REQUIRED WORK ::
Go through the records below line by line. Count the lines with "this" and give the count alone.

━━━━━ RECORDS TO PROCESS ━━━━━

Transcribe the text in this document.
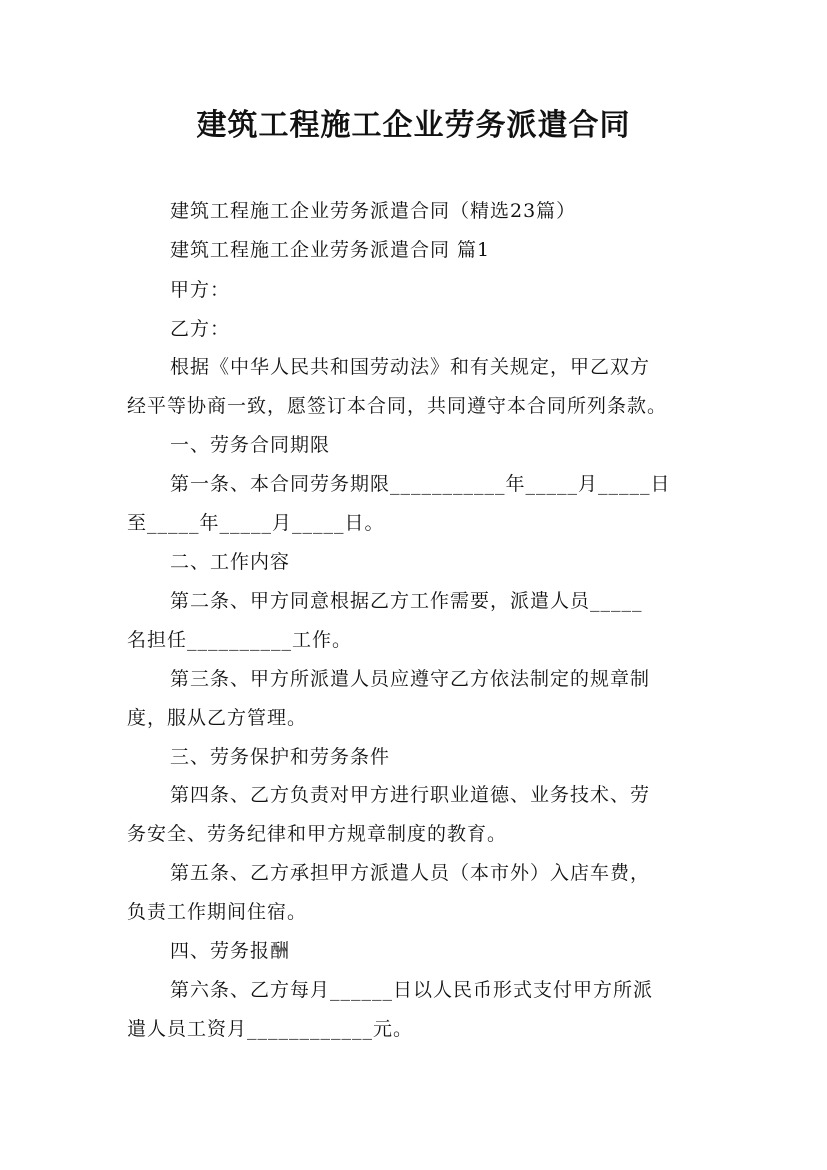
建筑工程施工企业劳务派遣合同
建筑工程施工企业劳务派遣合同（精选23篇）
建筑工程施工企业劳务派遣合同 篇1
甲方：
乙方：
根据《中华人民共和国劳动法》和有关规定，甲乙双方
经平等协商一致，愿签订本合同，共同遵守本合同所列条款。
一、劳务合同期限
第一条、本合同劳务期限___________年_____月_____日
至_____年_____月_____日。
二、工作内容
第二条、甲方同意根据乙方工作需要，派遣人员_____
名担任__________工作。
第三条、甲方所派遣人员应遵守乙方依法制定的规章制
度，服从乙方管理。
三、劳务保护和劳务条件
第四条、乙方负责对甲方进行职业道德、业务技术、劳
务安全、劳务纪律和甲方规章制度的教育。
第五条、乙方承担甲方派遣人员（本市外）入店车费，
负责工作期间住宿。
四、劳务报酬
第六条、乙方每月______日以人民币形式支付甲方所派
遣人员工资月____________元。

━━━━━
━━━━━ RECORDS TO PROCESS ━━━━━

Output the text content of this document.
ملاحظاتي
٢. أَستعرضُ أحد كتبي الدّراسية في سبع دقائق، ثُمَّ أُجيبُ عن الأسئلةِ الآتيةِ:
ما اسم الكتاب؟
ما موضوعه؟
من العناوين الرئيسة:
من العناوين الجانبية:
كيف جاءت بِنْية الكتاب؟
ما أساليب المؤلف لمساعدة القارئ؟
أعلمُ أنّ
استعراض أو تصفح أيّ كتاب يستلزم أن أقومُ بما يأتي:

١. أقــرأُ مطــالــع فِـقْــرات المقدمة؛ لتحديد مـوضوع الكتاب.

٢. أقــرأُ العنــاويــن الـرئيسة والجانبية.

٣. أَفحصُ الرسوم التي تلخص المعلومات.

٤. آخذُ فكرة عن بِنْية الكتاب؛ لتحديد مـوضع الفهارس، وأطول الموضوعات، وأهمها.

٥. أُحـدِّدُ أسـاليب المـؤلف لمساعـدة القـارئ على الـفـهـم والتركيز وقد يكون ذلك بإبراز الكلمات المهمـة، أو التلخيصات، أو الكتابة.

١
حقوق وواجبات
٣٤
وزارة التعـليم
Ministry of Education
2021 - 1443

━━━━━

COMPLETED EXERCISE ::
2